### What you are asked to do
In the following material, identify every line holding the string "документа" and return it.

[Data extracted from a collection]
-- -- --

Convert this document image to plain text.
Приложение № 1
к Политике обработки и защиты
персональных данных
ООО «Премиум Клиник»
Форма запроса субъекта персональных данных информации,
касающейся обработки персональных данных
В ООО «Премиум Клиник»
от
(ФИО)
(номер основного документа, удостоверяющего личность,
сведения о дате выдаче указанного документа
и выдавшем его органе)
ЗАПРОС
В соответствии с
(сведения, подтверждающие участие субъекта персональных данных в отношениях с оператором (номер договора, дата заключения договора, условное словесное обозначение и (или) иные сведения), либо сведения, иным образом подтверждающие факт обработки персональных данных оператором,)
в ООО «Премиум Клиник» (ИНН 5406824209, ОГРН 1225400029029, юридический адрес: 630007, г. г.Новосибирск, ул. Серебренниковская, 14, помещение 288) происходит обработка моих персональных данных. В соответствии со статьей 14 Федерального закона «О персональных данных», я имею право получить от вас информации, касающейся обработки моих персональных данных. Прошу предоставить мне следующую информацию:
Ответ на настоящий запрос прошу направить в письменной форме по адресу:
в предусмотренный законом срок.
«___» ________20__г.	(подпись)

-- -- --

### Final result
(номер основного документа, удостоверяющего личность,
сведения о дате выдаче указанного документа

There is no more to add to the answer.